THE PROBLEM: Keep every line where the word "title" appears; drop the rest.

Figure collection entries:
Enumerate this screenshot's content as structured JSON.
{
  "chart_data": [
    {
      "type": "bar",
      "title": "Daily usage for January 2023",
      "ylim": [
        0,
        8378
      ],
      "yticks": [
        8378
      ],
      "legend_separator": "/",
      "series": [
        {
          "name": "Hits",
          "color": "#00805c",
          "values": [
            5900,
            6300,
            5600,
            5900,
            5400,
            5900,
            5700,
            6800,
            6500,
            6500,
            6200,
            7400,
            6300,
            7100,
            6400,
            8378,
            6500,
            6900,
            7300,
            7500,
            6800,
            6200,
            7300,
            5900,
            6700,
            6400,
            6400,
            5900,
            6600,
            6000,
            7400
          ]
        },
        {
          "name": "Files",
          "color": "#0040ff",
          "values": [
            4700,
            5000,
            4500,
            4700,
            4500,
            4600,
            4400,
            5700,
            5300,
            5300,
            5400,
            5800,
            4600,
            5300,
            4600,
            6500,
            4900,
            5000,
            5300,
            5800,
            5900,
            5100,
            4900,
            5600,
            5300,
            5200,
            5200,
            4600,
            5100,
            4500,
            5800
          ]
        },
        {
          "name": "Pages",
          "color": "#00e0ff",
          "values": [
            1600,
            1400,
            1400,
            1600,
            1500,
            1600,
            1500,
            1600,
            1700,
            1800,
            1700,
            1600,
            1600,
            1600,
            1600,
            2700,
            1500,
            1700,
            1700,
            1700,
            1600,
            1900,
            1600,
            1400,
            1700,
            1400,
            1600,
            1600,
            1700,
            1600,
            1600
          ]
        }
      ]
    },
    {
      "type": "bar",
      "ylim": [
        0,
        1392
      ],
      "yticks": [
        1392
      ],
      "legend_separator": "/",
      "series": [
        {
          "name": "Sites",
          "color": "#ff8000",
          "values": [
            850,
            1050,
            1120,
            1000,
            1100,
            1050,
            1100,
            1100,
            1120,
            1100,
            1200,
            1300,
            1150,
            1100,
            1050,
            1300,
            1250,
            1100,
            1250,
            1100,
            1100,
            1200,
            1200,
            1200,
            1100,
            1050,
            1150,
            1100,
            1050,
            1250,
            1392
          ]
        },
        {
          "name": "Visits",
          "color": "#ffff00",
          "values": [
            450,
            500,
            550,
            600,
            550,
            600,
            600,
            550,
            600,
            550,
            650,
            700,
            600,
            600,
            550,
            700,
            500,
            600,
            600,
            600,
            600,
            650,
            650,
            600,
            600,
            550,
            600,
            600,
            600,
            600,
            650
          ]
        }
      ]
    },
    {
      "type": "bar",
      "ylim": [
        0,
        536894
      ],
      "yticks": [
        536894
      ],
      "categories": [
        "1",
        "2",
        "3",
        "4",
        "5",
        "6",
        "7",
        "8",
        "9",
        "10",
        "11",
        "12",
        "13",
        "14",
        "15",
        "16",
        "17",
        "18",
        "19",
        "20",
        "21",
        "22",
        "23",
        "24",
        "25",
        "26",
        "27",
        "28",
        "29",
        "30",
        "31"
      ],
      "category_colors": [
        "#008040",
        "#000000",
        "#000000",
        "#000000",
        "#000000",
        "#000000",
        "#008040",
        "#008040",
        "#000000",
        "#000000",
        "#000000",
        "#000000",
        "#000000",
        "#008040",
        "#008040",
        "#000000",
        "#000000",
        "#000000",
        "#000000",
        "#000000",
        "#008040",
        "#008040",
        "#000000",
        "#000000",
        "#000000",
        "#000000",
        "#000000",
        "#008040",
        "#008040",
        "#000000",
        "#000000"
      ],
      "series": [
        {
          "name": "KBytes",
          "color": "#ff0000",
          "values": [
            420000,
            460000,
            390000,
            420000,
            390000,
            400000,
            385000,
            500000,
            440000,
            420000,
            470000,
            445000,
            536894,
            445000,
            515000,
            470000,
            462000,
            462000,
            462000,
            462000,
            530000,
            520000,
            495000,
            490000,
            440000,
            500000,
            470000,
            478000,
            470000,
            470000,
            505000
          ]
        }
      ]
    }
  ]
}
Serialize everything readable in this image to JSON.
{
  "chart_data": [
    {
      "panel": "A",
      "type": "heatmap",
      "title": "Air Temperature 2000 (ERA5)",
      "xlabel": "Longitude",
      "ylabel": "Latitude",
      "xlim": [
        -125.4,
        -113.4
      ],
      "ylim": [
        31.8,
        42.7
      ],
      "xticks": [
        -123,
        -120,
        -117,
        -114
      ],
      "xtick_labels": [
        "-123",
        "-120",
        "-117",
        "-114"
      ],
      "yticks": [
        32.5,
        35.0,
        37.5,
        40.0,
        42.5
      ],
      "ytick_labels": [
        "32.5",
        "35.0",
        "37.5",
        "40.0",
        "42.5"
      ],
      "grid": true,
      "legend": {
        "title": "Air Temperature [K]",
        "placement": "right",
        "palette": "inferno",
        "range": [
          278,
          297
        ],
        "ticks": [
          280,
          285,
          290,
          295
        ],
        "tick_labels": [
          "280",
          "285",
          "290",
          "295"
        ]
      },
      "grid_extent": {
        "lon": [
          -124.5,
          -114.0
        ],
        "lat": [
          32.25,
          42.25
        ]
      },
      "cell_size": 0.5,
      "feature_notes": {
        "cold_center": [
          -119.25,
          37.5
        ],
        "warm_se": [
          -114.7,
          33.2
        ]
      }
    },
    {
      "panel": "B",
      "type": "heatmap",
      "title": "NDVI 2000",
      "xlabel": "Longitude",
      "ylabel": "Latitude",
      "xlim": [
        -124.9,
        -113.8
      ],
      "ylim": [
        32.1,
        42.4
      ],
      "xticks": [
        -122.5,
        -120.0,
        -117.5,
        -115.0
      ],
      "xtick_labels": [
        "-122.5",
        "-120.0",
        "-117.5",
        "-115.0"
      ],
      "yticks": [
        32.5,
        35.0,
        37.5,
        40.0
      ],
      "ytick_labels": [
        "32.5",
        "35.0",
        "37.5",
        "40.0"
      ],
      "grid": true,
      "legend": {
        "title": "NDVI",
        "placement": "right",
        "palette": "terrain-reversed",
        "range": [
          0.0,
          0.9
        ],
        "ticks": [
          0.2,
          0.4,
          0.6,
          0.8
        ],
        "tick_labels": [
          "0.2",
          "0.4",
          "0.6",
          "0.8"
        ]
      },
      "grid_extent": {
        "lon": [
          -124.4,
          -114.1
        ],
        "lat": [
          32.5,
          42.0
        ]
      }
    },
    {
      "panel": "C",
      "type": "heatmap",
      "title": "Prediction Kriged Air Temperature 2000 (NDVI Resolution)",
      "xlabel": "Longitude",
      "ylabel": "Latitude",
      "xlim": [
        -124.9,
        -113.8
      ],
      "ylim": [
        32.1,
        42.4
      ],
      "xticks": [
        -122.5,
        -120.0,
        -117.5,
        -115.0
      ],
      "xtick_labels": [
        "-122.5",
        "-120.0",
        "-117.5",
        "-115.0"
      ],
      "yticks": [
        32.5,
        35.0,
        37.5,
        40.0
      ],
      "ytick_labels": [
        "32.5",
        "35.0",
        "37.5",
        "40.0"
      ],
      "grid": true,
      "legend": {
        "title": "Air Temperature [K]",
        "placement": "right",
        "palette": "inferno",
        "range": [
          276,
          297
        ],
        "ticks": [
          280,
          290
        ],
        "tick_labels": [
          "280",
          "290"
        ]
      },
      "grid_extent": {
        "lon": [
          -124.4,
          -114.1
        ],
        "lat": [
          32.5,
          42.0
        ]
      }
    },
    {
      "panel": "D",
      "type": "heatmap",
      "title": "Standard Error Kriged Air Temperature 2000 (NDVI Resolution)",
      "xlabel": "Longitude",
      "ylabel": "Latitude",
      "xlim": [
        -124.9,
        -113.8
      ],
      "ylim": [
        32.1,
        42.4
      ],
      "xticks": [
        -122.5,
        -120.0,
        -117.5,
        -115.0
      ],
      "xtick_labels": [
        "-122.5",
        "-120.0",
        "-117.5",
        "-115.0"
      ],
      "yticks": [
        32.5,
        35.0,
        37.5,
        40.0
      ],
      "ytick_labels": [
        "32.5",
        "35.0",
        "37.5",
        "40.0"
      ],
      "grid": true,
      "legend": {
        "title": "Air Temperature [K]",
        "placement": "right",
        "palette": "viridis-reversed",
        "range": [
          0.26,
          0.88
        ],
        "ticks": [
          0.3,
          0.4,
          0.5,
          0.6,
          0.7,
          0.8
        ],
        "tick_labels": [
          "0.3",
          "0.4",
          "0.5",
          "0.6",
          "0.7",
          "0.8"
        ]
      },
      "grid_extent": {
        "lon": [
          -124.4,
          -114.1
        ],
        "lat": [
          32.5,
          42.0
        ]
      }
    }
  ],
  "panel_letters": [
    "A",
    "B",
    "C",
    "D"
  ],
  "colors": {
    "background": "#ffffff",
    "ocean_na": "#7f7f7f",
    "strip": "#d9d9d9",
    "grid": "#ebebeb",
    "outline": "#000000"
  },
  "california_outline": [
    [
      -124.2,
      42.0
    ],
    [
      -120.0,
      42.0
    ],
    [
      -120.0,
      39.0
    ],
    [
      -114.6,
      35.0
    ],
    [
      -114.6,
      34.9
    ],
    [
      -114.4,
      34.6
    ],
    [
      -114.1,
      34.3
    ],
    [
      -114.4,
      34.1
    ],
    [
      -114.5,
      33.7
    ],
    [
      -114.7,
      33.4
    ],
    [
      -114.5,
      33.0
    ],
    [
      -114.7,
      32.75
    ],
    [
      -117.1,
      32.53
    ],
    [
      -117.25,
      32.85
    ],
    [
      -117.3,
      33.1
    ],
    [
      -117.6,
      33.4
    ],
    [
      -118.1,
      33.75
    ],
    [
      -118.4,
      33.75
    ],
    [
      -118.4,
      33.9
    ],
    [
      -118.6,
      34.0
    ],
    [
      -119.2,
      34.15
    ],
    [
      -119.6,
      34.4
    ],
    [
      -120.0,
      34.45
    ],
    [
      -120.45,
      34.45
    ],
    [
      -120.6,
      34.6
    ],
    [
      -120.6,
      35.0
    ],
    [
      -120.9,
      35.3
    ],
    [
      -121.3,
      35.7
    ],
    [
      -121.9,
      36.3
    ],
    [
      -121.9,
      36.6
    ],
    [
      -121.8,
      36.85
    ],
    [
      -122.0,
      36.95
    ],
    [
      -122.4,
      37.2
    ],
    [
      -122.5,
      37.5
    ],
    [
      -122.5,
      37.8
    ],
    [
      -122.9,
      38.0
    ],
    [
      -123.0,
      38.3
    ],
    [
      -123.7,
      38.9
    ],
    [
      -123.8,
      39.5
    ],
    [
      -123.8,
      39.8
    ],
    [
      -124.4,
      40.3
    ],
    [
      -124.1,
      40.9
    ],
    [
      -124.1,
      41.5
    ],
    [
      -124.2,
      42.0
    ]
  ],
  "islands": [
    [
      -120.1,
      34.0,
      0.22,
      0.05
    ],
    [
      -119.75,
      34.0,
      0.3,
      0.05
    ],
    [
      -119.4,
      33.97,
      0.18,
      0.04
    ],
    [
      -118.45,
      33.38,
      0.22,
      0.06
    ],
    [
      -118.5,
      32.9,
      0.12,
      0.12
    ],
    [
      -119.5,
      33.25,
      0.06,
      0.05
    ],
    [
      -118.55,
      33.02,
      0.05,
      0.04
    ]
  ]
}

SOLUTION FOR THIS EXERCISE:
      "title": "Daily usage for January 2023",
      "title": "Air Temperature 2000 (ERA5)",
        "title": "Air Temperature [K]",
      "title": "NDVI 2000",
        "title": "NDVI",
      "title": "Prediction Kriged Air Temperature 2000 (NDVI Resolution)",
        "title": "Air Temperature [K]",
      "title": "Standard Error Kriged Air Temperature 2000 (NDVI Resolution)",
        "title": "Air Temperature [K]",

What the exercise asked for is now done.